Wybrany fragment
..............................
03 Paź 2022, 07:41
Witam.
Mam problem z moim microcarem.
Ostatnio podczas jazdy auto nagle zgasło ale normalnie odpaliło. Na drugi dzień sytuacja się powtórzyła - znowu zgasł podczas jazdy. Tym razem auta nie dało się odpalić ponieważ "zgasł" wyświetlacz i nie było zapłonu ( nie działały światła, radio, dmuchawy itd). Rozrusznik kręcił ale nie auto nie chciało zapalić. Po zdjęciu "klemy" z akumulatora i ponownym podłączeniu wyświetlacz się zaświecił i auto odpaliło ale po wciśnięciu pedału hamulca znowu wszystko zgasło. Ponowne odłączenie akumulatora i podłączenie sytuacja ta sama- tym razem po odpaleniu i włączeniu wycieraczki znowu wszystko zgasło. Trzecia próba odłączenia akumulatora bez żadnego efektu- wyświetlacz się nie zaświecił. Czwarta, piąta próba to samo. Za którymś kolejnym razem się udało- auto odpaliło i normalnie dojechało do do domu z dwoma przerwami na postój ). Nic się nie działo- normalnie oddpaliło po każdym postoju. W obu przypadkach problem pojawił sie podczas jazdy. Rano auto zawsze normalnie odpaliło. W kolejnym dniu auta nie można było w ogóle odpalić. Ciągle to samo- wyświetlacz nie świeci, rozrusznik kręci ale nie można odpalić. Próby odłączenia od akumulatora nie przynoszą żadnych efektów.
..............................
Podane informacje
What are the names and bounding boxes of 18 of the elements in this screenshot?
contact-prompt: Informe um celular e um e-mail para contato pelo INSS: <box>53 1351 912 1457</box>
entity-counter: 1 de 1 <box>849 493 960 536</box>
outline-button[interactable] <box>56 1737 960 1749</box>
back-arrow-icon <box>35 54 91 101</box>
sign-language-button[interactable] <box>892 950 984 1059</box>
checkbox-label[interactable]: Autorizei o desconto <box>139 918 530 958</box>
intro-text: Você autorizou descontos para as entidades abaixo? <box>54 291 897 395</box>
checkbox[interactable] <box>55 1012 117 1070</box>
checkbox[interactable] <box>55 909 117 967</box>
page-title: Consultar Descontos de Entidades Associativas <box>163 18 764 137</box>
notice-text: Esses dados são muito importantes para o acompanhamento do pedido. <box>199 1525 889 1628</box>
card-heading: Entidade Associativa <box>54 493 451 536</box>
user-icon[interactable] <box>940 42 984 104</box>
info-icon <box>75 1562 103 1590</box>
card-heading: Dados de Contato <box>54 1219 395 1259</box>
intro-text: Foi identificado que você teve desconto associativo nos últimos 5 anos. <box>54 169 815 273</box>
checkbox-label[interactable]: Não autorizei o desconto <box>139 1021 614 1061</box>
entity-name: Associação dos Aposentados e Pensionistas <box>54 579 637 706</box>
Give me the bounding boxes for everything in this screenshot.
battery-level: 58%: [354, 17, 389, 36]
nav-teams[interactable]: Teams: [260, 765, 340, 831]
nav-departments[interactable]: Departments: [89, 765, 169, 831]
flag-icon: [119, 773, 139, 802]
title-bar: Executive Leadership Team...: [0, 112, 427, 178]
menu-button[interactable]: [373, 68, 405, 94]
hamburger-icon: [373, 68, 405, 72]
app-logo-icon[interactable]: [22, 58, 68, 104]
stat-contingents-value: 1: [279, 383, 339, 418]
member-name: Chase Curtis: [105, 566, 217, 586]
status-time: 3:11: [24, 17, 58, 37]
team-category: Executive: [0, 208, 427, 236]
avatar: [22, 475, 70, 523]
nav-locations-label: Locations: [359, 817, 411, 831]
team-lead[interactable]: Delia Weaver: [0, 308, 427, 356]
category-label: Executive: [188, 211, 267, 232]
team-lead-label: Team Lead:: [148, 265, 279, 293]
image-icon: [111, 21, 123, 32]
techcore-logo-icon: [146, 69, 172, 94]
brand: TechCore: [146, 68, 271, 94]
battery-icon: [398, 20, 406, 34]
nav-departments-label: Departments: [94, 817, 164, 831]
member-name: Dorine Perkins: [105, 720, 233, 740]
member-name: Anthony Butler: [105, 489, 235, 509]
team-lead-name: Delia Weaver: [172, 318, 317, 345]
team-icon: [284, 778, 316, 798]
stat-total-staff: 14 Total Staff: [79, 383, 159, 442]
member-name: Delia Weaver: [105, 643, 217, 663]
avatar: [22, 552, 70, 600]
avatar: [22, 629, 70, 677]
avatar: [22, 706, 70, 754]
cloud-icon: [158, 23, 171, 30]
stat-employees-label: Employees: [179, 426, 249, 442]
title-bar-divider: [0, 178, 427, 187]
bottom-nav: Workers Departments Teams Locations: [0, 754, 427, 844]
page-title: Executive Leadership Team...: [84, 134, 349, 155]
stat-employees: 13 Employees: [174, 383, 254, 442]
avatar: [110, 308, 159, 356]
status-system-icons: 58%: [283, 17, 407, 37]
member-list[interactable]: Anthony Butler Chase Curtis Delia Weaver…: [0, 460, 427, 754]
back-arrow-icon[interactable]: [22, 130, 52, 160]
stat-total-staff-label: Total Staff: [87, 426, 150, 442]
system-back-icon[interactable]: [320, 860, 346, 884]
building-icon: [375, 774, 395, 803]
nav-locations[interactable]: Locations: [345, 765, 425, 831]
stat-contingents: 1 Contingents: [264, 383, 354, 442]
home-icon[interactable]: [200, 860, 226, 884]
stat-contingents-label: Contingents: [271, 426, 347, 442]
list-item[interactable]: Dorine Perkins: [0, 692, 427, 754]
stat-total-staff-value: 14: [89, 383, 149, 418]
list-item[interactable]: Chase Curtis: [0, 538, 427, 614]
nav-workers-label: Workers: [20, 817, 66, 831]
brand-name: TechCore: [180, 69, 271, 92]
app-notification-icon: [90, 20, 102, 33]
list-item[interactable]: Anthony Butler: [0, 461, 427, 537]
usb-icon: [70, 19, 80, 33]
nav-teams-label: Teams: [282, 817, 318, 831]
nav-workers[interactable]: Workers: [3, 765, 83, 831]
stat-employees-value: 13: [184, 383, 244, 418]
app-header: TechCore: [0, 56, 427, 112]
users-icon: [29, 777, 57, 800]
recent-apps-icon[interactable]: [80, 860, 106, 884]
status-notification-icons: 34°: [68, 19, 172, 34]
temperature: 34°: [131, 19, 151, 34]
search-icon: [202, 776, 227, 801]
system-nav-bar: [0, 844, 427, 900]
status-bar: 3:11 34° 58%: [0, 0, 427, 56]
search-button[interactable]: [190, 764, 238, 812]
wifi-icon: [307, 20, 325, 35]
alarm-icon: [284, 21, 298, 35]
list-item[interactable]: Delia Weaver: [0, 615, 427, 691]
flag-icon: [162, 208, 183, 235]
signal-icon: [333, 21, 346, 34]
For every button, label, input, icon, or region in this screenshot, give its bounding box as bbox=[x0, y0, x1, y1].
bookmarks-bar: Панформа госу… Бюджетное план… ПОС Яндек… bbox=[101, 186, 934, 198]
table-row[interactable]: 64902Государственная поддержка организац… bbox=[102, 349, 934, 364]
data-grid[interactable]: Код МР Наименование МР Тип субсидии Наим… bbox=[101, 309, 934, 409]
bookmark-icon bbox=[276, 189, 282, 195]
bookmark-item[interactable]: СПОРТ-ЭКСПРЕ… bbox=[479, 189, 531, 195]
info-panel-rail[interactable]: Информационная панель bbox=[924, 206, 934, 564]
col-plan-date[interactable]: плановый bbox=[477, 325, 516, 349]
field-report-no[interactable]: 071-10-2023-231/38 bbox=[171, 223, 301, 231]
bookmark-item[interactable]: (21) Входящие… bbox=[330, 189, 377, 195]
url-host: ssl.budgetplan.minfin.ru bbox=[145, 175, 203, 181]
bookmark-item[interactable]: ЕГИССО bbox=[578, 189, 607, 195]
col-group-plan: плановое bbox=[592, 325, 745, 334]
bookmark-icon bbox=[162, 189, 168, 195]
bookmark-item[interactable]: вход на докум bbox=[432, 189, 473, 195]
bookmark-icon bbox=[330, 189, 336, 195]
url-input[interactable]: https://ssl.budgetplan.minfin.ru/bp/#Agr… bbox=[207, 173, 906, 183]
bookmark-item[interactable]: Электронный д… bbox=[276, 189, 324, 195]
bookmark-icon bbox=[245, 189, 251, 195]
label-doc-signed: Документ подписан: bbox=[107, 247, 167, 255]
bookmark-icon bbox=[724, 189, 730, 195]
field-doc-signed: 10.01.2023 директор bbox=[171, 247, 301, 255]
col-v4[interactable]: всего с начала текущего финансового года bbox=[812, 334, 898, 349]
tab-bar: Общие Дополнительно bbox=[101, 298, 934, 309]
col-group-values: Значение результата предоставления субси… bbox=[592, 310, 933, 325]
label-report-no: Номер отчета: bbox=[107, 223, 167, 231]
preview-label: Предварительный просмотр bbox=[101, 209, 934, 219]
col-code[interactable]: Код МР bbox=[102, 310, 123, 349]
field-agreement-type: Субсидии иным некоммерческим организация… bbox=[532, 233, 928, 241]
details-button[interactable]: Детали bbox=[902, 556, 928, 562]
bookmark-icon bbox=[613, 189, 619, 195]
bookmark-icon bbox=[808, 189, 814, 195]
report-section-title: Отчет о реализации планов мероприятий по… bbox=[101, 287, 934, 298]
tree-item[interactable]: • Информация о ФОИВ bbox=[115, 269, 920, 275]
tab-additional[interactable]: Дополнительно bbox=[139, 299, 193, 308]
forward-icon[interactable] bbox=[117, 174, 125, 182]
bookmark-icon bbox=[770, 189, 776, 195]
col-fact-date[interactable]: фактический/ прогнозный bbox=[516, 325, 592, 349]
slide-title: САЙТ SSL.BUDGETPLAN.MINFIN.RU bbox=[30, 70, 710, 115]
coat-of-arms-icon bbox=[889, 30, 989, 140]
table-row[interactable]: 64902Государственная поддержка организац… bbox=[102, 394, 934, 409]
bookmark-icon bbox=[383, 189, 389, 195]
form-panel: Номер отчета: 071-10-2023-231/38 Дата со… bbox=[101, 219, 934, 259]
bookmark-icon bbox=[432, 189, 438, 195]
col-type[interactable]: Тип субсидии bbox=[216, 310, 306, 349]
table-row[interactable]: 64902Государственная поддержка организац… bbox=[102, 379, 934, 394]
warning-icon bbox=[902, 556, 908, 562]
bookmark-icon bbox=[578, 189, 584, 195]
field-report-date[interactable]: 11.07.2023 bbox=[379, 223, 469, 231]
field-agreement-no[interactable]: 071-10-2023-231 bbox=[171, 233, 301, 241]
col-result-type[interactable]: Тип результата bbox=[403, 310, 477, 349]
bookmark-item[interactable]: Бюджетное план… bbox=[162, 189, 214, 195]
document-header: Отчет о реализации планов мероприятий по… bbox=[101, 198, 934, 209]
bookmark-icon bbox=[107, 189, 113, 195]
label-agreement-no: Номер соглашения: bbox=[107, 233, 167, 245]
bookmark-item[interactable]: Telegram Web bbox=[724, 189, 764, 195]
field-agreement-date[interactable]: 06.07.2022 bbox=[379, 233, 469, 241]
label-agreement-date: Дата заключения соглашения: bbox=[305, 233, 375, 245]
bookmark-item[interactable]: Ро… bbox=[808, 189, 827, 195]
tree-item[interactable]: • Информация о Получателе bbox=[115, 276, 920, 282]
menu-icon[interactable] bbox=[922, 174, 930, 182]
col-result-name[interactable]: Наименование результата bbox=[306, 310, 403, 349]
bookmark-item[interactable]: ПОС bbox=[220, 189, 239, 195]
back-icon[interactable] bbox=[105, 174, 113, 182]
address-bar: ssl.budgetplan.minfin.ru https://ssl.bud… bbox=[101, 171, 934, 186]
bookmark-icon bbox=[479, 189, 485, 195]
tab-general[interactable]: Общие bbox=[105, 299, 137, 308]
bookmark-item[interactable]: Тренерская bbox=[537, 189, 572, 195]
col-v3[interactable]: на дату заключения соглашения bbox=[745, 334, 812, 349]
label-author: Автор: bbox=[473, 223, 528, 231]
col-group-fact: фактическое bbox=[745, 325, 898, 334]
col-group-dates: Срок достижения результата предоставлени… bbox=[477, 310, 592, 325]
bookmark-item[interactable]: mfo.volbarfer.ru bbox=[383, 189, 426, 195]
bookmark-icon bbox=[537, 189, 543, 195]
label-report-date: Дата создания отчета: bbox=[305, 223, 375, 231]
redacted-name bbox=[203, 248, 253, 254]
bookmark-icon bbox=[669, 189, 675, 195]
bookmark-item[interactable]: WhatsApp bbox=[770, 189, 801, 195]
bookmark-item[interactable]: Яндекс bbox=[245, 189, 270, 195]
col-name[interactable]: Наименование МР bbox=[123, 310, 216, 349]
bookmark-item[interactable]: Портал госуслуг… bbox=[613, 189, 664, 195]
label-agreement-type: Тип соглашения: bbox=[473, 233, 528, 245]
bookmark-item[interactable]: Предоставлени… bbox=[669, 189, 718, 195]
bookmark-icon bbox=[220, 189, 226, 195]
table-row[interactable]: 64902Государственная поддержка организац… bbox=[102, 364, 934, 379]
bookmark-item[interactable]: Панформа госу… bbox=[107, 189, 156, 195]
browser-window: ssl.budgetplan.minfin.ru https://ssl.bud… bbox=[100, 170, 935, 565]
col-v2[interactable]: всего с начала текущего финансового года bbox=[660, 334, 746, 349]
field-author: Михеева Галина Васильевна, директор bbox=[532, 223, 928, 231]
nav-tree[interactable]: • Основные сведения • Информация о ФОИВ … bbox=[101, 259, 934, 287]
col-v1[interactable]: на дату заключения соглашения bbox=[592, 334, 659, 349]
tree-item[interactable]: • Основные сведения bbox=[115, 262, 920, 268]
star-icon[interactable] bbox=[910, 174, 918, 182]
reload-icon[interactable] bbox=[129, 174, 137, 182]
..............................
Odpowiedz krótko na pytania do wpisu o awarii microcara:
(a) Co wciśnięto, zanim wszystko zgasło po pierwszym odłączeniu i podłączeniu akumulatora?
(b) Co włączono, zanim wszystko zgasło po kolejnym odłączeniu i podłączeniu akumulatora?
(c) Ile przerw na postój było w drodze do domu?

Odpowiedź do zadania
(a) Pedał hamulca.
(b) Wycieraczkę.
(c) Dwie.